> Direction: Omit all pictures, then retype exactly the lines from the one that contains "Transcribe this image's" through the end of the listing.

[Dataset items]
* * * *

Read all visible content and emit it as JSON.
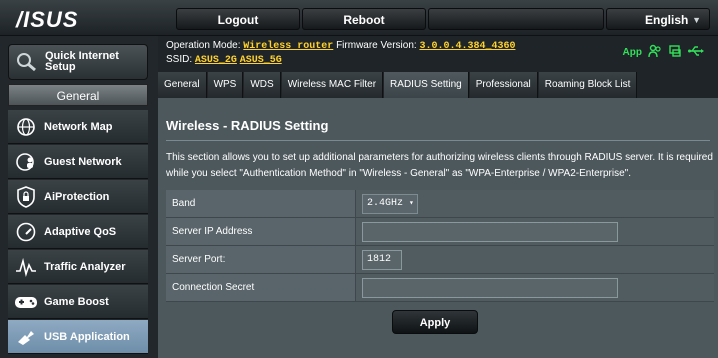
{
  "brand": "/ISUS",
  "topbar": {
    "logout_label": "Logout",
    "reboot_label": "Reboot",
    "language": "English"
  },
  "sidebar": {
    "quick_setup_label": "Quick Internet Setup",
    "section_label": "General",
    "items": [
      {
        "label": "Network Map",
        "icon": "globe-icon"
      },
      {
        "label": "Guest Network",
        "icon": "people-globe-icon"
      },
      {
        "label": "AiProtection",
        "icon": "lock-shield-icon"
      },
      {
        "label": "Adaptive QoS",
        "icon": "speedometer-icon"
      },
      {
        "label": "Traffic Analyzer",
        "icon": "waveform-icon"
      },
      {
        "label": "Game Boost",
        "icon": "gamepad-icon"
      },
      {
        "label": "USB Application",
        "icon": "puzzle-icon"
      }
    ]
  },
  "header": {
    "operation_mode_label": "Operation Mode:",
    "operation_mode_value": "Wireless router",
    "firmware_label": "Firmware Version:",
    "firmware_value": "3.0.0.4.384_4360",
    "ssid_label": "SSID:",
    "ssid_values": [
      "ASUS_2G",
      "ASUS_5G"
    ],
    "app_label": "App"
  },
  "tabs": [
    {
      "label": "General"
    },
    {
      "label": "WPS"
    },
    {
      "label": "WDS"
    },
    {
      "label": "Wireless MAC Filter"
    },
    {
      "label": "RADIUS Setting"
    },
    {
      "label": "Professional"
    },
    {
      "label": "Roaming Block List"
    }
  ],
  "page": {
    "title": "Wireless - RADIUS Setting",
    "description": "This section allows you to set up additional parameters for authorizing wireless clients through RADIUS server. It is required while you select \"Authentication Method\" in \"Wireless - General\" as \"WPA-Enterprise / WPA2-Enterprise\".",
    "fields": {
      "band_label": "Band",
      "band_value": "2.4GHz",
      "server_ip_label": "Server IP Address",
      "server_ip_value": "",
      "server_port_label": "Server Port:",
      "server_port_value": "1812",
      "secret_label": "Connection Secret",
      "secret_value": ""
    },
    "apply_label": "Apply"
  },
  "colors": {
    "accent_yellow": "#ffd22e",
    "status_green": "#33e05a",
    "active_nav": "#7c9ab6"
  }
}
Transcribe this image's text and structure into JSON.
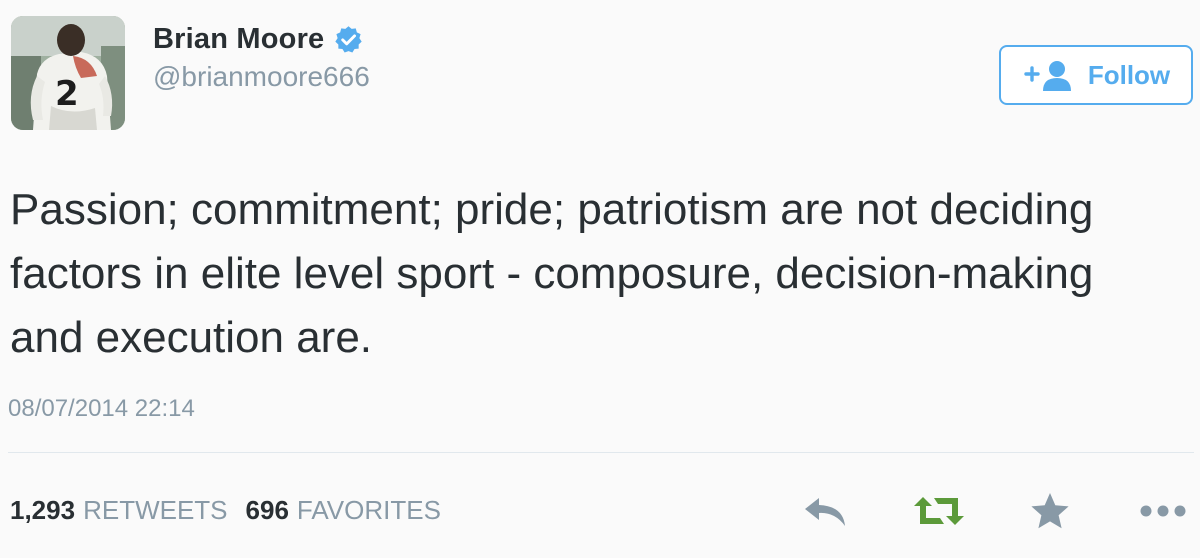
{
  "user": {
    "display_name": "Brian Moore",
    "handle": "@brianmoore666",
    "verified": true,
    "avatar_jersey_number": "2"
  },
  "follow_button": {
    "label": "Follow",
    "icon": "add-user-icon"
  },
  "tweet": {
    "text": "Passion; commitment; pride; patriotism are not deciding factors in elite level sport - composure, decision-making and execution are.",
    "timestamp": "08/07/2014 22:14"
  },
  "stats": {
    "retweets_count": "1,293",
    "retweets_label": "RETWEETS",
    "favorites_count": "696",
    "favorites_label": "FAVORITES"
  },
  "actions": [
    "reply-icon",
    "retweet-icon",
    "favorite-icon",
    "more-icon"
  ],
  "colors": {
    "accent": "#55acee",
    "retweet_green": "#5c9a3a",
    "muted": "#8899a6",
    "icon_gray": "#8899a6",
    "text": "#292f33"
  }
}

* * * *

> Task answer:
Transcribe this image's text and structure into JSON.
{
  "user": {
    "display_name": "Brian Moore",
    "handle": "@brianmoore666",
    "verified": true,
    "avatar_jersey_number": "2"
  },
  "follow_button": {
    "label": "Follow",
    "icon": "add-user-icon"
  },
  "tweet": {
    "text": "Passion; commitment; pride; patriotism are not deciding factors in elite level sport - composure, decision-making and execution are.",
    "timestamp": "08/07/2014 22:14"
  },
  "stats": {
    "retweets_count": "1,293",
    "retweets_label": "RETWEETS",
    "favorites_count": "696",
    "favorites_label": "FAVORITES"
  },
  "actions": [
    "reply-icon",
    "retweet-icon",
    "favorite-icon",
    "more-icon"
  ],
  "colors": {
    "accent": "#55acee",
    "retweet_green": "#5c9a3a",
    "muted": "#8899a6",
    "icon_gray": "#8899a6",
    "text": "#292f33"
  }
}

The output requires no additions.